* [PROBLEM TO WORK ON]:
Check the listing below for lines with the word "lower" and say how many there are, with nothing but the number.
--- Begin STORED RECORDS ---
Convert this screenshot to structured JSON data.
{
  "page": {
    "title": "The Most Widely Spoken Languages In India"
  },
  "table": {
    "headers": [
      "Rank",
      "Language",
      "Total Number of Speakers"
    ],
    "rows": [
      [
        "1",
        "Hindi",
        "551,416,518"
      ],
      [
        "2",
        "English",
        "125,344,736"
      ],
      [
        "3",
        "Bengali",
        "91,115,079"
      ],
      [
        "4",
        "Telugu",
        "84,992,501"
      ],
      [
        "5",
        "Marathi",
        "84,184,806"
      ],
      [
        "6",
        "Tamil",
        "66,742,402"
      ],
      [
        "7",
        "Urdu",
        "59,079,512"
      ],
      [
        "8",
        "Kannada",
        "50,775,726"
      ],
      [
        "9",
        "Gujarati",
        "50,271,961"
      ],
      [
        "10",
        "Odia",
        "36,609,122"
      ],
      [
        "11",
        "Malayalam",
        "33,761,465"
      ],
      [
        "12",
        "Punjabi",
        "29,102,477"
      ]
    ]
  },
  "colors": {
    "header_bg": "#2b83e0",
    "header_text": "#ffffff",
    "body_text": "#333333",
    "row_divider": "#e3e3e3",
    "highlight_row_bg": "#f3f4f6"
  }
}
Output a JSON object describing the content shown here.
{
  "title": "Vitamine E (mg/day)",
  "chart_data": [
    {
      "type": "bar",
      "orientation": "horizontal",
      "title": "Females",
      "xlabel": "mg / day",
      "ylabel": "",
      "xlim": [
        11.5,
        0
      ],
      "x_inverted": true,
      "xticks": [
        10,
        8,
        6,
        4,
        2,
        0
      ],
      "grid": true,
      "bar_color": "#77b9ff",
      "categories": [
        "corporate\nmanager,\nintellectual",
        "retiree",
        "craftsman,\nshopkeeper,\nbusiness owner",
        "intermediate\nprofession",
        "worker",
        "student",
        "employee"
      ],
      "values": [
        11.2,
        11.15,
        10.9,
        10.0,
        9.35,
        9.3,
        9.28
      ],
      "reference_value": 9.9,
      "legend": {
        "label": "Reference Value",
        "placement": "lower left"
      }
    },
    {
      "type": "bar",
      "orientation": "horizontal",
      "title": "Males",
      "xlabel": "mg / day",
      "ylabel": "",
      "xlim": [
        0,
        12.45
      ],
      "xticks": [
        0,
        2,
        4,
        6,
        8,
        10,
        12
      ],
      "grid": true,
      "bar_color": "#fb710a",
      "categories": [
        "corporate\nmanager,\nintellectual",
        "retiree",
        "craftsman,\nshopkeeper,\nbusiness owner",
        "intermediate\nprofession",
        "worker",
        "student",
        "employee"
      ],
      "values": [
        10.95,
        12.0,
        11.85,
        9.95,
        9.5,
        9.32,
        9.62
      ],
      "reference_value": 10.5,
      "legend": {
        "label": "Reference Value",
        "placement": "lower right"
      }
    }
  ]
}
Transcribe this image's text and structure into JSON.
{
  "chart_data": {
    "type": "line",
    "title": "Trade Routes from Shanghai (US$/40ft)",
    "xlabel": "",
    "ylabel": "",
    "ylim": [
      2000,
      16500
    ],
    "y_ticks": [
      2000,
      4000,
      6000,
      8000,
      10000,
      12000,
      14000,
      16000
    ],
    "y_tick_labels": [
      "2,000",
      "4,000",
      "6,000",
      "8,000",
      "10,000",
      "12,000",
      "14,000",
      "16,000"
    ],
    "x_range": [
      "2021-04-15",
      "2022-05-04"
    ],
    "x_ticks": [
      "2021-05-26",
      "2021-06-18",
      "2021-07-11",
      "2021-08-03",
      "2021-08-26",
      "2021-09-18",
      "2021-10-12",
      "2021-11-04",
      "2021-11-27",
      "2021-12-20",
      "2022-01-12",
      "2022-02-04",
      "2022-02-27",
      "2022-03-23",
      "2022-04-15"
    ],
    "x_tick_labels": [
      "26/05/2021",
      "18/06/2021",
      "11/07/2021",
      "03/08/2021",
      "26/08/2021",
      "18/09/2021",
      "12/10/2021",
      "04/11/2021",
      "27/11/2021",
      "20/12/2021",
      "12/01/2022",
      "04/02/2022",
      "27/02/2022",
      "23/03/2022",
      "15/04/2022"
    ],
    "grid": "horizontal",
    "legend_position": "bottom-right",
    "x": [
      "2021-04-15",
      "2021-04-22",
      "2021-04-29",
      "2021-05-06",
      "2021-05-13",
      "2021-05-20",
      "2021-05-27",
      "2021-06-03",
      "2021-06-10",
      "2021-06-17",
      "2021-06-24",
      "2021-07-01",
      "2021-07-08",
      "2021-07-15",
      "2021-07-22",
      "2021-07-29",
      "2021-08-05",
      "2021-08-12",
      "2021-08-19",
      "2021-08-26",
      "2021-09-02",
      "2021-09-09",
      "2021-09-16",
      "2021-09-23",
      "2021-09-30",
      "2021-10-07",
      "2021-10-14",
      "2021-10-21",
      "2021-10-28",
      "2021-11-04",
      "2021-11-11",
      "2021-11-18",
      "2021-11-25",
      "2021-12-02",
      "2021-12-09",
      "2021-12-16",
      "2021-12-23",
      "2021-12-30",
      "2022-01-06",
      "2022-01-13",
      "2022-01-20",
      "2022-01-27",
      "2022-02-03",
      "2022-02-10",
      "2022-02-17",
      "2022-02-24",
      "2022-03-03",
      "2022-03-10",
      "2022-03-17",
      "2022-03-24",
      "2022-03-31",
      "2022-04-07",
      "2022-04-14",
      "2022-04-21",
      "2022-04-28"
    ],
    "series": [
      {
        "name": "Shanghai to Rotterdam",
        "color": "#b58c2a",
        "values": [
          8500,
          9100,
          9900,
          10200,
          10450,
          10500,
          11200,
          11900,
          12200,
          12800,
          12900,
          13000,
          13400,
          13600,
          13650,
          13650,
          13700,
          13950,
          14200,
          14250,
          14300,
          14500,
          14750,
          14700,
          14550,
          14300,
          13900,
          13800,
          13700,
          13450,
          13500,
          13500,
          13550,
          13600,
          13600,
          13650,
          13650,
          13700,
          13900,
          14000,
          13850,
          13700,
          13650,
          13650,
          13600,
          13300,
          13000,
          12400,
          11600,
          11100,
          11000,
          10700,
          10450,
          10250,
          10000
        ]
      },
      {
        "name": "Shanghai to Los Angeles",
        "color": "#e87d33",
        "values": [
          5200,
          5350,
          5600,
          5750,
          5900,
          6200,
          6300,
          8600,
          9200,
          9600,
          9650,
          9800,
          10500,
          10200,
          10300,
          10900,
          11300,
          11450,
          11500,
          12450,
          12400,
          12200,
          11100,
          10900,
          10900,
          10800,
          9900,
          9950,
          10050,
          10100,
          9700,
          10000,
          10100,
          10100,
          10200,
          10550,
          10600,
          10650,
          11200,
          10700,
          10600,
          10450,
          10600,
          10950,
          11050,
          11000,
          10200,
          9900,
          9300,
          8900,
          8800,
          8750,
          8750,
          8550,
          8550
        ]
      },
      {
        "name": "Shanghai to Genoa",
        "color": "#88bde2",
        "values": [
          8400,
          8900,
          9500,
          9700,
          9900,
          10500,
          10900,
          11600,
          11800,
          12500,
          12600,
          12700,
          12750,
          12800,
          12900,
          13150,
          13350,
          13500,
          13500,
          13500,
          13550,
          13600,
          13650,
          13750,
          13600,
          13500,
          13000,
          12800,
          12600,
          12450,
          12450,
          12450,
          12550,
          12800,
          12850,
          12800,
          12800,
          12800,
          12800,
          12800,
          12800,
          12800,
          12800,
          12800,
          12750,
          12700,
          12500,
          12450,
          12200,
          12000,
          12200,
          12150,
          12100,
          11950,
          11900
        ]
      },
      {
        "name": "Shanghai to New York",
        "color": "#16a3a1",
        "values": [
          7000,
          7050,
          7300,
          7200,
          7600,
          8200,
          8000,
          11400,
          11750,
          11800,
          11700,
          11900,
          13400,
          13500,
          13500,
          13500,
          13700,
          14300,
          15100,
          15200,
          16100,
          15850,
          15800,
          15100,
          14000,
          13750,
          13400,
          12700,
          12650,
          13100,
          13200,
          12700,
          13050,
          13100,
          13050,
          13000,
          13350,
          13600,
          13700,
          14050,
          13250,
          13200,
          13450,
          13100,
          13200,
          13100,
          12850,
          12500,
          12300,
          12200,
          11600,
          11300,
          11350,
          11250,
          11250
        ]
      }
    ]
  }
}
--- End STORED RECORDS ---
* [RESULT]:
2